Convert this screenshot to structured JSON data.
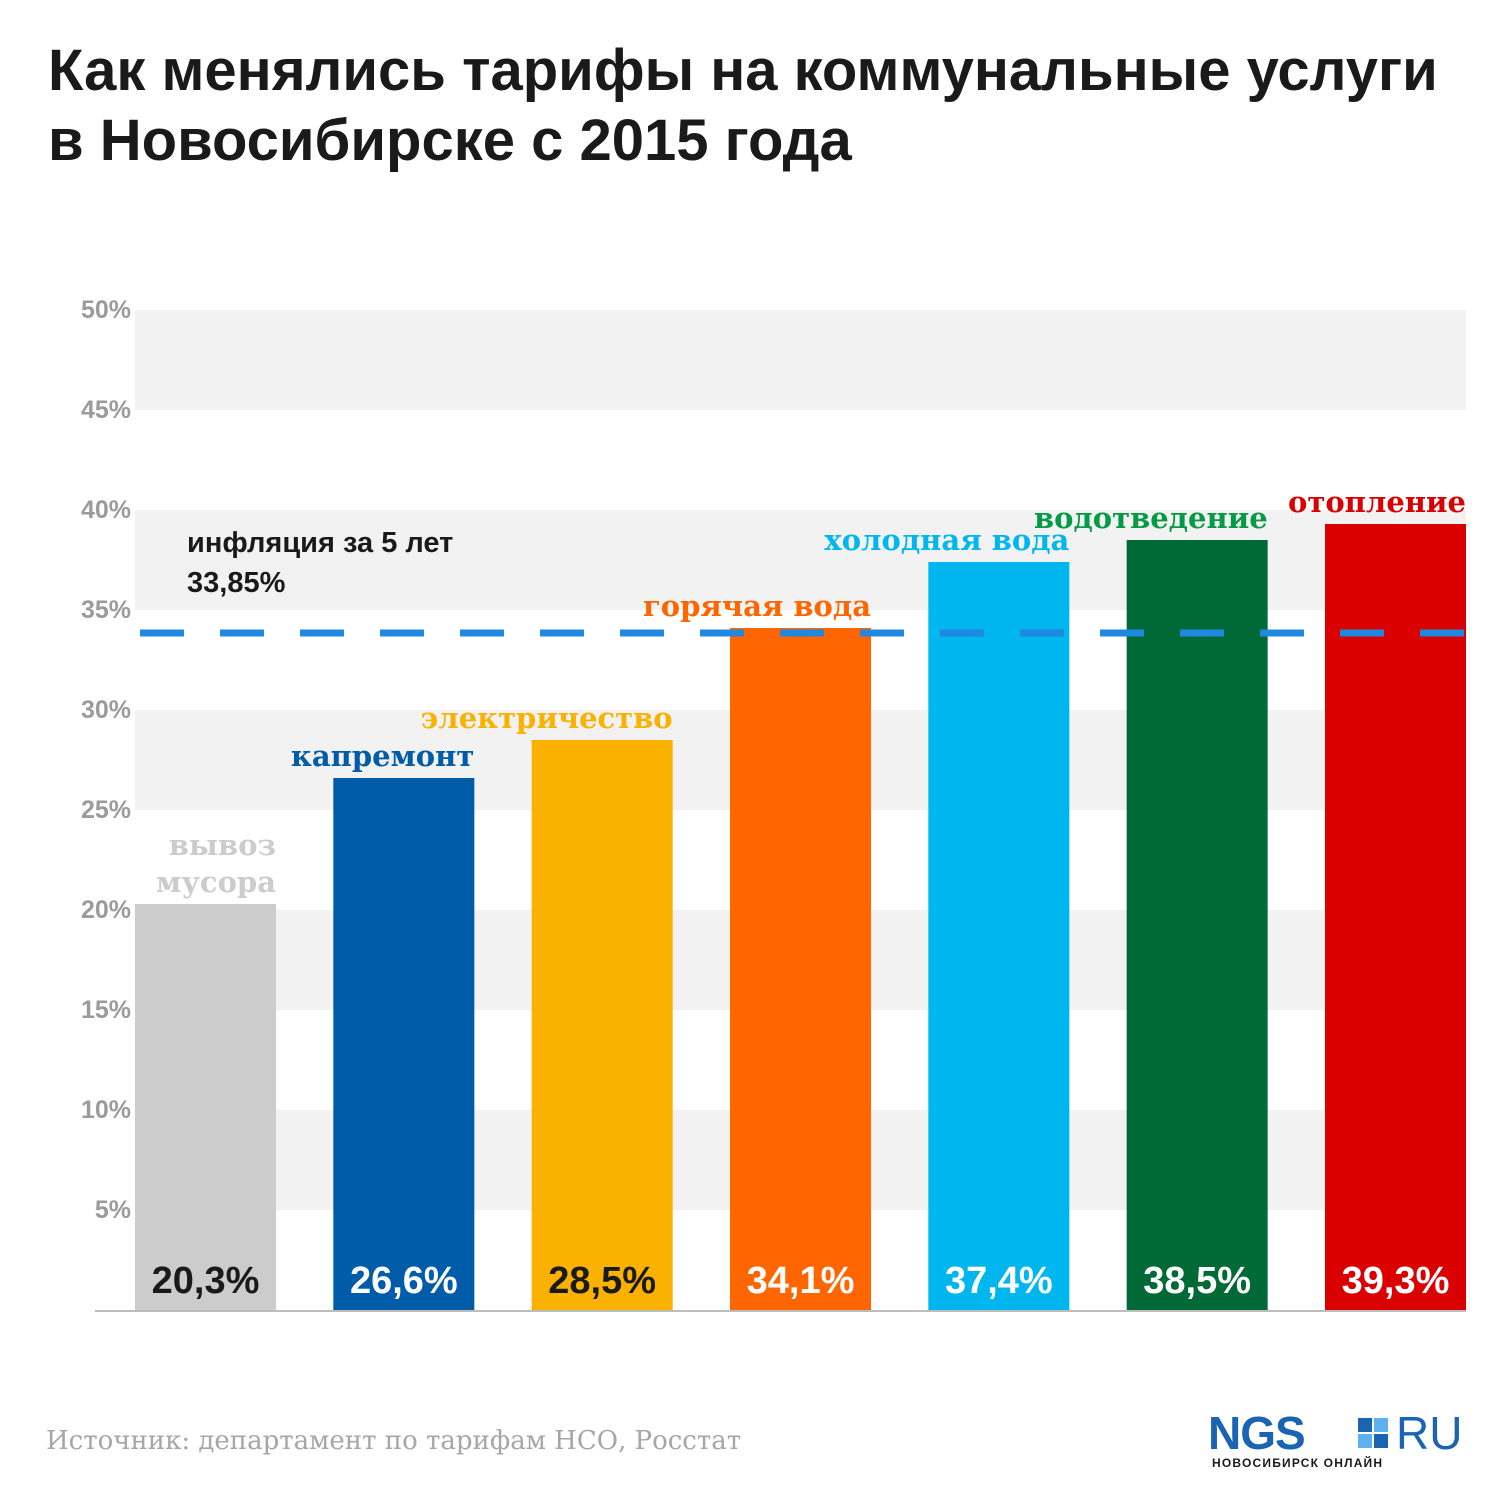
{
  "title": {
    "line1": "Как менялись тарифы на коммунальные услуги",
    "line2": "в Новосибирске с 2015 года"
  },
  "chart_data": {
    "type": "bar",
    "categories": [
      "вывоз мусора",
      "капремонт",
      "электричество",
      "горячая вода",
      "холодная вода",
      "водотведение",
      "отопление"
    ],
    "values": [
      20.3,
      26.6,
      28.5,
      34.1,
      37.4,
      38.5,
      39.3
    ],
    "value_labels": [
      "20,3%",
      "26,6%",
      "28,5%",
      "34,1%",
      "37,4%",
      "38,5%",
      "39,3%"
    ],
    "colors": [
      "#cccccc",
      "#005ba8",
      "#fbb100",
      "#ff6600",
      "#00b6ee",
      "#006a36",
      "#db0000"
    ],
    "label_colors": [
      "#cccccc",
      "#005ba8",
      "#fbb100",
      "#ff6600",
      "#00b6ee",
      "#079a46",
      "#db0000"
    ],
    "value_label_colors": [
      "#1a1a1a",
      "#ffffff",
      "#1a1a1a",
      "#ffffff",
      "#ffffff",
      "#ffffff",
      "#ffffff"
    ],
    "ylim": [
      0,
      50
    ],
    "yticks": [
      5,
      10,
      15,
      20,
      25,
      30,
      35,
      40,
      45,
      50
    ],
    "ytick_labels": [
      "5%",
      "10%",
      "15%",
      "20%",
      "25%",
      "30%",
      "35%",
      "40%",
      "45%",
      "50%"
    ],
    "reference_line": {
      "value": 33.85,
      "label_line1": "инфляция за 5 лет",
      "label_line2": "33,85%",
      "color": "#1f88e0"
    },
    "xlabel": "",
    "ylabel": ""
  },
  "footer": {
    "source": "Источник: департамент по тарифам НСО, Росстат"
  },
  "logo": {
    "word": "NGS",
    "ru": "RU",
    "subtitle": "НОВОСИБИРСК ОНЛАЙН",
    "color": "#1b64b4"
  }
}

### Required task
Every line of text is to be repeated exactly; pictures are left out.

### Exercise answer
Convert this screenshot to structured JSON data.
{
  "title": {
    "line1": "Как менялись тарифы на коммунальные услуги",
    "line2": "в Новосибирске с 2015 года"
  },
  "chart_data": {
    "type": "bar",
    "categories": [
      "вывоз мусора",
      "капремонт",
      "электричество",
      "горячая вода",
      "холодная вода",
      "водотведение",
      "отопление"
    ],
    "values": [
      20.3,
      26.6,
      28.5,
      34.1,
      37.4,
      38.5,
      39.3
    ],
    "value_labels": [
      "20,3%",
      "26,6%",
      "28,5%",
      "34,1%",
      "37,4%",
      "38,5%",
      "39,3%"
    ],
    "colors": [
      "#cccccc",
      "#005ba8",
      "#fbb100",
      "#ff6600",
      "#00b6ee",
      "#006a36",
      "#db0000"
    ],
    "label_colors": [
      "#cccccc",
      "#005ba8",
      "#fbb100",
      "#ff6600",
      "#00b6ee",
      "#079a46",
      "#db0000"
    ],
    "value_label_colors": [
      "#1a1a1a",
      "#ffffff",
      "#1a1a1a",
      "#ffffff",
      "#ffffff",
      "#ffffff",
      "#ffffff"
    ],
    "ylim": [
      0,
      50
    ],
    "yticks": [
      5,
      10,
      15,
      20,
      25,
      30,
      35,
      40,
      45,
      50
    ],
    "ytick_labels": [
      "5%",
      "10%",
      "15%",
      "20%",
      "25%",
      "30%",
      "35%",
      "40%",
      "45%",
      "50%"
    ],
    "reference_line": {
      "value": 33.85,
      "label_line1": "инфляция за 5 лет",
      "label_line2": "33,85%",
      "color": "#1f88e0"
    },
    "xlabel": "",
    "ylabel": ""
  },
  "footer": {
    "source": "Источник: департамент по тарифам НСО, Росстат"
  },
  "logo": {
    "word": "NGS",
    "ru": "RU",
    "subtitle": "НОВОСИБИРСК ОНЛАЙН",
    "color": "#1b64b4"
  }
}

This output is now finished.